*Instruction:* Write the data below out exactly as it stands. Do not include the pictures.

*Input:*

________________

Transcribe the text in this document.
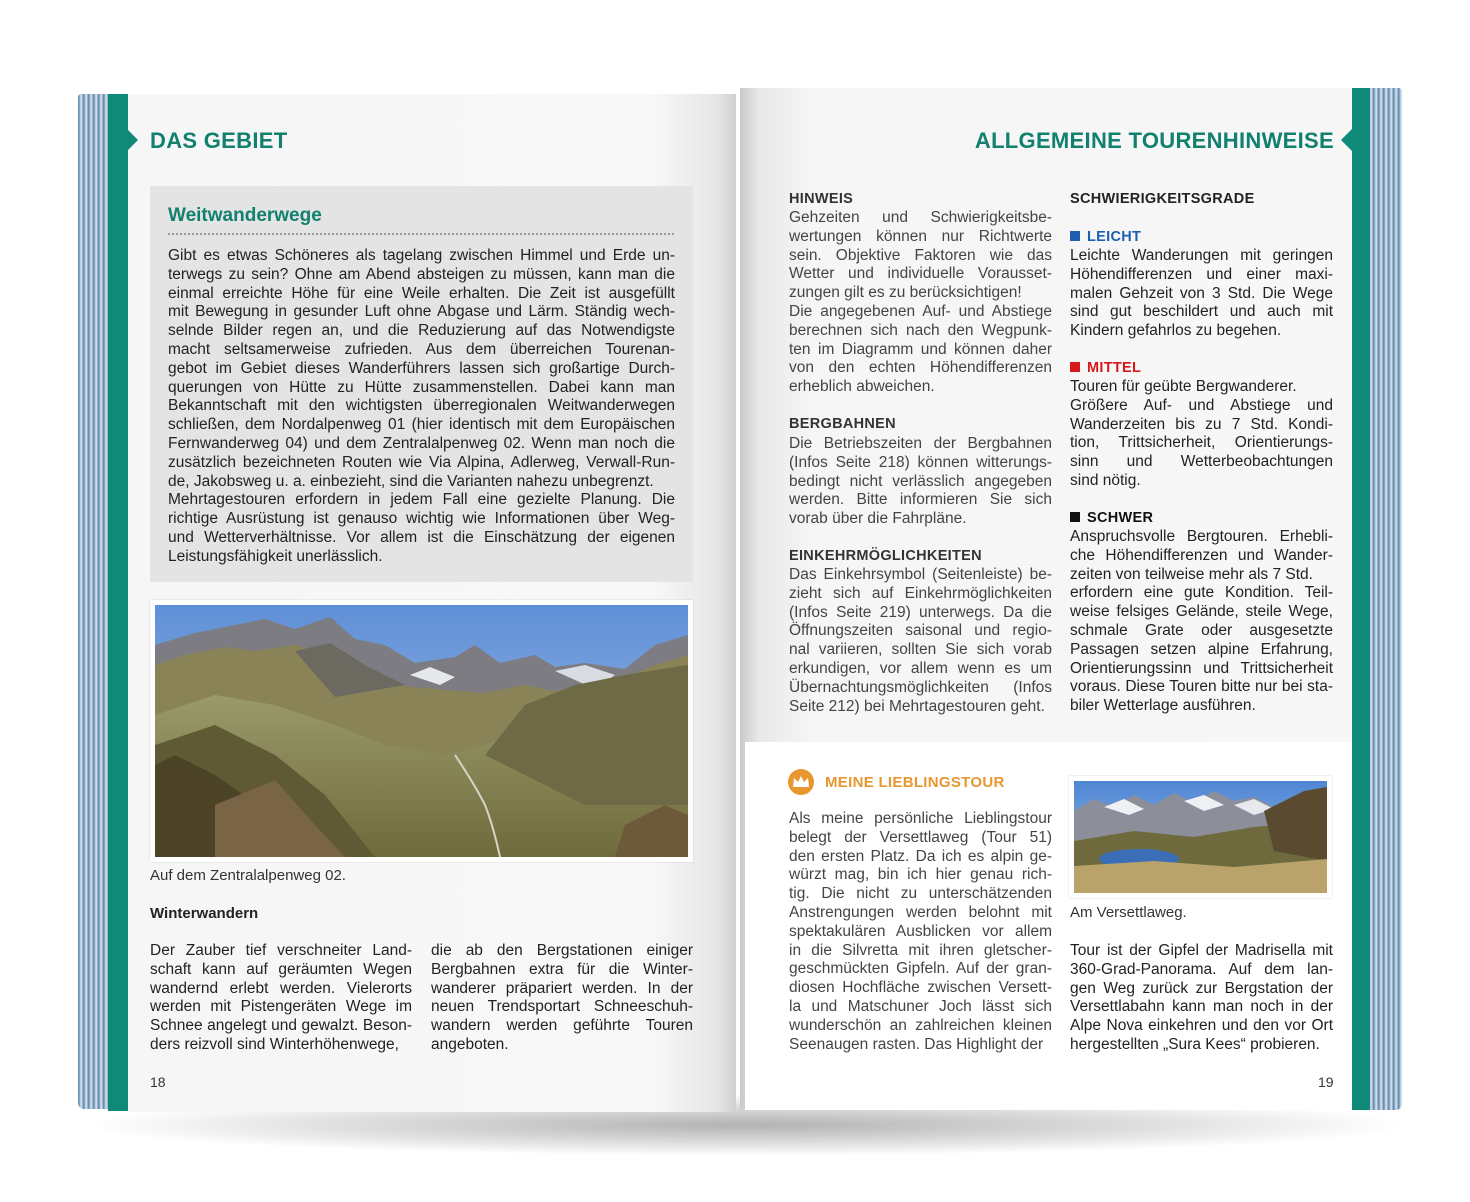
DAS GEBIET
Weitwanderwege
Gibt es etwas Schöneres als tagelang zwischen Himmel und Erde un-
terwegs zu sein? Ohne am Abend absteigen zu müssen, kann man die
einmal erreichte Höhe für eine Weile erhalten. Die Zeit ist ausgefüllt
mit Bewegung in gesunder Luft ohne Abgase und Lärm. Ständig wech-
selnde Bilder regen an, und die Reduzierung auf das Notwendigste
macht seltsamerweise zufrieden. Aus dem überreichen Tourenan-
gebot im Gebiet dieses Wanderführers lassen sich großartige Durch-
querungen von Hütte zu Hütte zusammenstellen. Dabei kann man
Bekanntschaft mit den wichtigsten überregionalen Weitwanderwegen
schließen, dem Nordalpenweg 01 (hier identisch mit dem Europäischen
Fernwanderweg 04) und dem Zentralalpenweg 02. Wenn man noch die
zusätzlich bezeichneten Routen wie Via Alpina, Adlerweg, Verwall-Run-
de, Jakobsweg u. a. einbezieht, sind die Varianten nahezu unbegrenzt.
Mehrtagestouren erfordern in jedem Fall eine gezielte Planung. Die
richtige Ausrüstung ist genauso wichtig wie Informationen über Weg-
und Wetterverhältnisse. Vor allem ist die Einschätzung der eigenen
Leistungsfähigkeit unerlässlich.
Auf dem Zentralalpenweg 02.
Winterwandern
Der Zauber tief verschneiter Land-
schaft kann auf geräumten Wegen
wandernd erlebt werden. Vielerorts
werden mit Pistengeräten Wege im
Schnee angelegt und gewalzt. Beson-
ders reizvoll sind Winterhöhenwege,
die ab den Bergstationen einiger
Bergbahnen extra für die Winter-
wanderer präpariert werden. In der
neuen Trendsportart Schneeschuh-
wandern werden geführte Touren
angeboten.
18
ALLGEMEINE TOURENHINWEISE
HINWEIS
Gehzeiten und Schwierigkeitsbe-
wertungen können nur Richtwerte
sein. Objektive Faktoren wie das
Wetter und individuelle Vorausset-
zungen gilt es zu berücksichtigen!
Die angegebenen Auf- und Abstiege
berechnen sich nach den Wegpunk-
ten im Diagramm und können daher
von den echten Höhendifferenzen
erheblich abweichen.
BERGBAHNEN
Die Betriebszeiten der Bergbahnen
(Infos Seite 218) können witterungs-
bedingt nicht verlässlich angegeben
werden. Bitte informieren Sie sich
vorab über die Fahrpläne.
EINKEHRMÖGLICHKEITEN
Das Einkehrsymbol (Seitenleiste) be-
zieht sich auf Einkehrmöglichkeiten
(Infos Seite 219) unterwegs. Da die
Öffnungszeiten saisonal und regio-
nal variieren, sollten Sie sich vorab
erkundigen, vor allem wenn es um
Übernachtungsmöglichkeiten (Infos
Seite 212) bei Mehrtagestouren geht.
SCHWIERIGKEITSGRADE
LEICHT
Leichte Wanderungen mit geringen
Höhendifferenzen und einer maxi-
malen Gehzeit von 3 Std. Die Wege
sind gut beschildert und auch mit
Kindern gefahrlos zu begehen.
MITTEL
Touren für geübte Bergwanderer.
Größere Auf- und Abstiege und
Wanderzeiten bis zu 7 Std. Kondi-
tion, Trittsicherheit, Orientierungs-
sinn und Wetterbeobachtungen
sind nötig.
SCHWER
Anspruchsvolle Bergtouren. Erhebli-
che Höhendifferenzen und Wander-
zeiten von teilweise mehr als 7 Std.
erfordern eine gute Kondition. Teil-
weise felsiges Gelände, steile Wege,
schmale Grate oder ausgesetzte
Passagen setzen alpine Erfahrung,
Orientierungssinn und Trittsicherheit
voraus. Diese Touren bitte nur bei sta-
biler Wetterlage ausführen.
MEINE LIEBLINGSTOUR
Als meine persönliche Lieblingstour
belegt der Versettlaweg (Tour 51)
den ersten Platz. Da ich es alpin ge-
würzt mag, bin ich hier genau rich-
tig. Die nicht zu unterschätzenden
Anstrengungen werden belohnt mit
spektakulären Ausblicken vor allem
in die Silvretta mit ihren gletscher-
geschmückten Gipfeln. Auf der gran-
diosen Hochfläche zwischen Versett-
la und Matschuner Joch lässt sich
wunderschön an zahlreichen kleinen
Seenaugen rasten. Das Highlight der
Am Versettlaweg.
Tour ist der Gipfel der Madrisella mit
360-Grad-Panorama. Auf dem lan-
gen Weg zurück zur Bergstation der
Versettlabahn kann man noch in der
Alpe Nova einkehren und den vor Ort
hergestellten „Sura Kees“ probieren.
19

________________

*Solution to this problem:*
Transcribe the text in this document.
DAS GEBIET
Weitwanderwege
Gibt es etwas Schöneres als tagelang zwischen Himmel und Erde un-
terwegs zu sein? Ohne am Abend absteigen zu müssen, kann man die
einmal erreichte Höhe für eine Weile erhalten. Die Zeit ist ausgefüllt
mit Bewegung in gesunder Luft ohne Abgase und Lärm. Ständig wech-
selnde Bilder regen an, und die Reduzierung auf das Notwendigste
macht seltsamerweise zufrieden. Aus dem überreichen Tourenan-
gebot im Gebiet dieses Wanderführers lassen sich großartige Durch-
querungen von Hütte zu Hütte zusammenstellen. Dabei kann man
Bekanntschaft mit den wichtigsten überregionalen Weitwanderwegen
schließen, dem Nordalpenweg 01 (hier identisch mit dem Europäischen
Fernwanderweg 04) und dem Zentralalpenweg 02. Wenn man noch die
zusätzlich bezeichneten Routen wie Via Alpina, Adlerweg, Verwall-Run-
de, Jakobsweg u. a. einbezieht, sind die Varianten nahezu unbegrenzt.
Mehrtagestouren erfordern in jedem Fall eine gezielte Planung. Die
richtige Ausrüstung ist genauso wichtig wie Informationen über Weg-
und Wetterverhältnisse. Vor allem ist die Einschätzung der eigenen
Leistungsfähigkeit unerlässlich.
Auf dem Zentralalpenweg 02.
Winterwandern
Der Zauber tief verschneiter Land-
schaft kann auf geräumten Wegen
wandernd erlebt werden. Vielerorts
werden mit Pistengeräten Wege im
Schnee angelegt und gewalzt. Beson-
ders reizvoll sind Winterhöhenwege,
die ab den Bergstationen einiger
Bergbahnen extra für die Winter-
wanderer präpariert werden. In der
neuen Trendsportart Schneeschuh-
wandern werden geführte Touren
angeboten.
18
ALLGEMEINE TOURENHINWEISE
HINWEIS
Gehzeiten und Schwierigkeitsbe-
wertungen können nur Richtwerte
sein. Objektive Faktoren wie das
Wetter und individuelle Vorausset-
zungen gilt es zu berücksichtigen!
Die angegebenen Auf- und Abstiege
berechnen sich nach den Wegpunk-
ten im Diagramm und können daher
von den echten Höhendifferenzen
erheblich abweichen.
BERGBAHNEN
Die Betriebszeiten der Bergbahnen
(Infos Seite 218) können witterungs-
bedingt nicht verlässlich angegeben
werden. Bitte informieren Sie sich
vorab über die Fahrpläne.
EINKEHRMÖGLICHKEITEN
Das Einkehrsymbol (Seitenleiste) be-
zieht sich auf Einkehrmöglichkeiten
(Infos Seite 219) unterwegs. Da die
Öffnungszeiten saisonal und regio-
nal variieren, sollten Sie sich vorab
erkundigen, vor allem wenn es um
Übernachtungsmöglichkeiten (Infos
Seite 212) bei Mehrtagestouren geht.
SCHWIERIGKEITSGRADE
LEICHT
Leichte Wanderungen mit geringen
Höhendifferenzen und einer maxi-
malen Gehzeit von 3 Std. Die Wege
sind gut beschildert und auch mit
Kindern gefahrlos zu begehen.
MITTEL
Touren für geübte Bergwanderer.
Größere Auf- und Abstiege und
Wanderzeiten bis zu 7 Std. Kondi-
tion, Trittsicherheit, Orientierungs-
sinn und Wetterbeobachtungen
sind nötig.
SCHWER
Anspruchsvolle Bergtouren. Erhebli-
che Höhendifferenzen und Wander-
zeiten von teilweise mehr als 7 Std.
erfordern eine gute Kondition. Teil-
weise felsiges Gelände, steile Wege,
schmale Grate oder ausgesetzte
Passagen setzen alpine Erfahrung,
Orientierungssinn und Trittsicherheit
voraus. Diese Touren bitte nur bei sta-
biler Wetterlage ausführen.
MEINE LIEBLINGSTOUR
Als meine persönliche Lieblingstour
belegt der Versettlaweg (Tour 51)
den ersten Platz. Da ich es alpin ge-
würzt mag, bin ich hier genau rich-
tig. Die nicht zu unterschätzenden
Anstrengungen werden belohnt mit
spektakulären Ausblicken vor allem
in die Silvretta mit ihren gletscher-
geschmückten Gipfeln. Auf der gran-
diosen Hochfläche zwischen Versett-
la und Matschuner Joch lässt sich
wunderschön an zahlreichen kleinen
Seenaugen rasten. Das Highlight der
Am Versettlaweg.
Tour ist der Gipfel der Madrisella mit
360-Grad-Panorama. Auf dem lan-
gen Weg zurück zur Bergstation der
Versettlabahn kann man noch in der
Alpe Nova einkehren und den vor Ort
hergestellten „Sura Kees“ probieren.
19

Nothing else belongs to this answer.